● Written request:
Write out the whole listing again, exactly.

· · ·

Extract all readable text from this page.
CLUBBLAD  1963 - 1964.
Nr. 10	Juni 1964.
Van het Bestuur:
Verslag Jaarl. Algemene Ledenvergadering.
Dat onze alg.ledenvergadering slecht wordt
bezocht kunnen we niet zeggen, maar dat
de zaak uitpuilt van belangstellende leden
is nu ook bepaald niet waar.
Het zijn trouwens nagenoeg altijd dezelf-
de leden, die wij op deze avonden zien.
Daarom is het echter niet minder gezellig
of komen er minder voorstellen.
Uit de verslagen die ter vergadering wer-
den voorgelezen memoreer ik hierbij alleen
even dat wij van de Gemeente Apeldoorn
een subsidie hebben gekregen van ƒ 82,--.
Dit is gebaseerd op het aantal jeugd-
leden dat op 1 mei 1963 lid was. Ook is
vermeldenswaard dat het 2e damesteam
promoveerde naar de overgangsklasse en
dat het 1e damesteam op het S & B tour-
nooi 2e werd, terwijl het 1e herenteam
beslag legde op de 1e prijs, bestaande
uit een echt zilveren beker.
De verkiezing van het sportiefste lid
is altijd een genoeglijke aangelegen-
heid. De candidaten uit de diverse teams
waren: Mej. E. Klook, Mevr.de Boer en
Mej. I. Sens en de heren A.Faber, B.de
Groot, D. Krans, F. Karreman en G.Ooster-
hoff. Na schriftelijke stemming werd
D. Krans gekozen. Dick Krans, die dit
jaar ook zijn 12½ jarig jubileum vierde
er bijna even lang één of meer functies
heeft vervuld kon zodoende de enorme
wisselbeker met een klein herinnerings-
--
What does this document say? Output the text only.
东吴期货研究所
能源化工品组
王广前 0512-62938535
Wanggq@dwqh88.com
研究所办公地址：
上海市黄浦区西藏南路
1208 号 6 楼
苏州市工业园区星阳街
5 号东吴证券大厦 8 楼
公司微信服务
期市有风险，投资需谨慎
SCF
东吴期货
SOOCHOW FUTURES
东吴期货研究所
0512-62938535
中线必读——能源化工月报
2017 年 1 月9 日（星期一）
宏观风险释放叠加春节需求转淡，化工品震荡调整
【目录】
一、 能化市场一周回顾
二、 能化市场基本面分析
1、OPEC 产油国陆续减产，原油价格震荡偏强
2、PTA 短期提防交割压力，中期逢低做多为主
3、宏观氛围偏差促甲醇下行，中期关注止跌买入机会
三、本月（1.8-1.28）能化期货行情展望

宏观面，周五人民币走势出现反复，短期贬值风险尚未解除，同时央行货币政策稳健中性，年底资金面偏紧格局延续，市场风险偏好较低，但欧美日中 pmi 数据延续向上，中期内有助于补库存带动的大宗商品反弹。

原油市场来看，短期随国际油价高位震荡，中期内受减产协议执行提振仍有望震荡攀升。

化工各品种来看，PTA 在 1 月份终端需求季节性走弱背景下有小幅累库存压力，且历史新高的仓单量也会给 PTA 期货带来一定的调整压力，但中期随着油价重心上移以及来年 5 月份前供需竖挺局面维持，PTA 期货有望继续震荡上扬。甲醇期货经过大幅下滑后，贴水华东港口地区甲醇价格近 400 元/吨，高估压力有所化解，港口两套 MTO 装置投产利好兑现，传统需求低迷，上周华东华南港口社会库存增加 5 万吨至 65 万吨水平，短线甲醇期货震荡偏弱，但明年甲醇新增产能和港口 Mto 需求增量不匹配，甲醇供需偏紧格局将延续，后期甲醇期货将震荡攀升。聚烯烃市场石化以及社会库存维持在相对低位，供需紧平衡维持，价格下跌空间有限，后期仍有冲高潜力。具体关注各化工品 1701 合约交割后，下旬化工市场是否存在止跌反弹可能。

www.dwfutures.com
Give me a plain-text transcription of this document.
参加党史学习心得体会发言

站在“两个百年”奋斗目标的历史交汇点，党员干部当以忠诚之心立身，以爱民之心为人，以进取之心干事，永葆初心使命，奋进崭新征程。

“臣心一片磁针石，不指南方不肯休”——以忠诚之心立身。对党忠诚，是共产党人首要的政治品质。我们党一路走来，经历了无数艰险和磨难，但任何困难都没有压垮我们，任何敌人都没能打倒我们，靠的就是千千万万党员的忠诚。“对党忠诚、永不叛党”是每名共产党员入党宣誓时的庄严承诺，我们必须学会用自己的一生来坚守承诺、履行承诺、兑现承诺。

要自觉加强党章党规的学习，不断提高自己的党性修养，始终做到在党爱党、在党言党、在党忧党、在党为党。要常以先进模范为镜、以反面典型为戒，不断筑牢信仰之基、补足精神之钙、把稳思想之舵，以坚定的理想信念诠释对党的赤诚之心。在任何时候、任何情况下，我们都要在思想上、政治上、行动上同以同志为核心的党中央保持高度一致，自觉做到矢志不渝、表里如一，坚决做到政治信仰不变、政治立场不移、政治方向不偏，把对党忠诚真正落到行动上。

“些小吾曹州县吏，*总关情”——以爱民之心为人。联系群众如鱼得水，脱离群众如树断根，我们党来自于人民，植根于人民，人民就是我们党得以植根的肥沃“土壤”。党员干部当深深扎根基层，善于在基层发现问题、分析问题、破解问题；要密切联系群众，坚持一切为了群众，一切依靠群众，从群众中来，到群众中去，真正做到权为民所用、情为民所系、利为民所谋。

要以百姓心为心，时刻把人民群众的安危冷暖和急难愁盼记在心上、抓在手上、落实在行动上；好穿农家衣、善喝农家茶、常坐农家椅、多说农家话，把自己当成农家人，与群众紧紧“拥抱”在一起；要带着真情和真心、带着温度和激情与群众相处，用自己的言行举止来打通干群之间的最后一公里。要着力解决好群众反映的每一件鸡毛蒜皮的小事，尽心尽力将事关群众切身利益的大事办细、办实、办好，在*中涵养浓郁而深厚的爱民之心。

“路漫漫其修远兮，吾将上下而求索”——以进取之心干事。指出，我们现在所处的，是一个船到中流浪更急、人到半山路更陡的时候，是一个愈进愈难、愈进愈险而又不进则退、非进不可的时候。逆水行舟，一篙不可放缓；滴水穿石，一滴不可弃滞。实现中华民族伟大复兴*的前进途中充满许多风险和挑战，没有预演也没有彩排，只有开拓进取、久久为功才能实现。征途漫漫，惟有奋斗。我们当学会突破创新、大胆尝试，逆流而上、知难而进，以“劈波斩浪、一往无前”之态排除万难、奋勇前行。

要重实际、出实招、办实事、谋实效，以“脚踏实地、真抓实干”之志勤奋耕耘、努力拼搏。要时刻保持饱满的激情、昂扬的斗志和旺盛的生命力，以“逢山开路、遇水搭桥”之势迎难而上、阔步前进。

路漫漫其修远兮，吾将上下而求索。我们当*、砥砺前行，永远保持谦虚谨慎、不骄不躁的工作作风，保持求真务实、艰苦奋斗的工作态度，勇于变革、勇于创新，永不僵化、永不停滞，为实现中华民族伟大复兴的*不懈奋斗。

· · ·

● Task solution:
Extract all readable text from this page.
CLUBBLAD  1963 - 1964.
Nr. 10	Juni 1964.
Van het Bestuur:
Verslag Jaarl. Algemene Ledenvergadering.
Dat onze alg.ledenvergadering slecht wordt
bezocht kunnen we niet zeggen, maar dat
de zaak uitpuilt van belangstellende leden
is nu ook bepaald niet waar.
Het zijn trouwens nagenoeg altijd dezelf-
de leden, die wij op deze avonden zien.
Daarom is het echter niet minder gezellig
of komen er minder voorstellen.
Uit de verslagen die ter vergadering wer-
den voorgelezen memoreer ik hierbij alleen
even dat wij van de Gemeente Apeldoorn
een subsidie hebben gekregen van ƒ 82,--.
Dit is gebaseerd op het aantal jeugd-
leden dat op 1 mei 1963 lid was. Ook is
vermeldenswaard dat het 2e damesteam
promoveerde naar de overgangsklasse en
dat het 1e damesteam op het S & B tour-
nooi 2e werd, terwijl het 1e herenteam
beslag legde op de 1e prijs, bestaande
uit een echt zilveren beker.
De verkiezing van het sportiefste lid
is altijd een genoeglijke aangelegen-
heid. De candidaten uit de diverse teams
waren: Mej. E. Klook, Mevr.de Boer en
Mej. I. Sens en de heren A.Faber, B.de
Groot, D. Krans, F. Karreman en G.Ooster-
hoff. Na schriftelijke stemming werd
D. Krans gekozen. Dick Krans, die dit
jaar ook zijn 12½ jarig jubileum vierde
er bijna even lang één of meer functies
heeft vervuld kon zodoende de enorme
wisselbeker met een klein herinnerings-
--
What does this document say? Output the text only.
东吴期货研究所
能源化工品组
王广前 0512-62938535
Wanggq@dwqh88.com
研究所办公地址：
上海市黄浦区西藏南路
1208 号 6 楼
苏州市工业园区星阳街
5 号东吴证券大厦 8 楼
公司微信服务
期市有风险，投资需谨慎
SCF
东吴期货
SOOCHOW FUTURES
东吴期货研究所
0512-62938535
中线必读——能源化工月报
2017 年 1 月9 日（星期一）
宏观风险释放叠加春节需求转淡，化工品震荡调整
【目录】
一、 能化市场一周回顾
二、 能化市场基本面分析
1、OPEC 产油国陆续减产，原油价格震荡偏强
2、PTA 短期提防交割压力，中期逢低做多为主
3、宏观氛围偏差促甲醇下行，中期关注止跌买入机会
三、本月（1.8-1.28）能化期货行情展望

宏观面，周五人民币走势出现反复，短期贬值风险尚未解除，同时央行货币政策稳健中性，年底资金面偏紧格局延续，市场风险偏好较低，但欧美日中 pmi 数据延续向上，中期内有助于补库存带动的大宗商品反弹。

原油市场来看，短期随国际油价高位震荡，中期内受减产协议执行提振仍有望震荡攀升。

化工各品种来看，PTA 在 1 月份终端需求季节性走弱背景下有小幅累库存压力，且历史新高的仓单量也会给 PTA 期货带来一定的调整压力，但中期随着油价重心上移以及来年 5 月份前供需竖挺局面维持，PTA 期货有望继续震荡上扬。甲醇期货经过大幅下滑后，贴水华东港口地区甲醇价格近 400 元/吨，高估压力有所化解，港口两套 MTO 装置投产利好兑现，传统需求低迷，上周华东华南港口社会库存增加 5 万吨至 65 万吨水平，短线甲醇期货震荡偏弱，但明年甲醇新增产能和港口 Mto 需求增量不匹配，甲醇供需偏紧格局将延续，后期甲醇期货将震荡攀升。聚烯烃市场石化以及社会库存维持在相对低位，供需紧平衡维持，价格下跌空间有限，后期仍有冲高潜力。具体关注各化工品 1701 合约交割后，下旬化工市场是否存在止跌反弹可能。

www.dwfutures.com
Give me a plain-text transcription of this document.
参加党史学习心得体会发言

站在“两个百年”奋斗目标的历史交汇点，党员干部当以忠诚之心立身，以爱民之心为人，以进取之心干事，永葆初心使命，奋进崭新征程。

“臣心一片磁针石，不指南方不肯休”——以忠诚之心立身。对党忠诚，是共产党人首要的政治品质。我们党一路走来，经历了无数艰险和磨难，但任何困难都没有压垮我们，任何敌人都没能打倒我们，靠的就是千千万万党员的忠诚。“对党忠诚、永不叛党”是每名共产党员入党宣誓时的庄严承诺，我们必须学会用自己的一生来坚守承诺、履行承诺、兑现承诺。

要自觉加强党章党规的学习，不断提高自己的党性修养，始终做到在党爱党、在党言党、在党忧党、在党为党。要常以先进模范为镜、以反面典型为戒，不断筑牢信仰之基、补足精神之钙、把稳思想之舵，以坚定的理想信念诠释对党的赤诚之心。在任何时候、任何情况下，我们都要在思想上、政治上、行动上同以同志为核心的党中央保持高度一致，自觉做到矢志不渝、表里如一，坚决做到政治信仰不变、政治立场不移、政治方向不偏，把对党忠诚真正落到行动上。

“些小吾曹州县吏，*总关情”——以爱民之心为人。联系群众如鱼得水，脱离群众如树断根，我们党来自于人民，植根于人民，人民就是我们党得以植根的肥沃“土壤”。党员干部当深深扎根基层，善于在基层发现问题、分析问题、破解问题；要密切联系群众，坚持一切为了群众，一切依靠群众，从群众中来，到群众中去，真正做到权为民所用、情为民所系、利为民所谋。

要以百姓心为心，时刻把人民群众的安危冷暖和急难愁盼记在心上、抓在手上、落实在行动上；好穿农家衣、善喝农家茶、常坐农家椅、多说农家话，把自己当成农家人，与群众紧紧“拥抱”在一起；要带着真情和真心、带着温度和激情与群众相处，用自己的言行举止来打通干群之间的最后一公里。要着力解决好群众反映的每一件鸡毛蒜皮的小事，尽心尽力将事关群众切身利益的大事办细、办实、办好，在*中涵养浓郁而深厚的爱民之心。

“路漫漫其修远兮，吾将上下而求索”——以进取之心干事。指出，我们现在所处的，是一个船到中流浪更急、人到半山路更陡的时候，是一个愈进愈难、愈进愈险而又不进则退、非进不可的时候。逆水行舟，一篙不可放缓；滴水穿石，一滴不可弃滞。实现中华民族伟大复兴*的前进途中充满许多风险和挑战，没有预演也没有彩排，只有开拓进取、久久为功才能实现。征途漫漫，惟有奋斗。我们当学会突破创新、大胆尝试，逆流而上、知难而进，以“劈波斩浪、一往无前”之态排除万难、奋勇前行。

要重实际、出实招、办实事、谋实效，以“脚踏实地、真抓实干”之志勤奋耕耘、努力拼搏。要时刻保持饱满的激情、昂扬的斗志和旺盛的生命力，以“逢山开路、遇水搭桥”之势迎难而上、阔步前进。

路漫漫其修远兮，吾将上下而求索。我们当*、砥砺前行，永远保持谦虚谨慎、不骄不躁的工作作风，保持求真务实、艰苦奋斗的工作态度，勇于变革、勇于创新，永不僵化、永不停滞，为实现中华民族伟大复兴的*不懈奋斗。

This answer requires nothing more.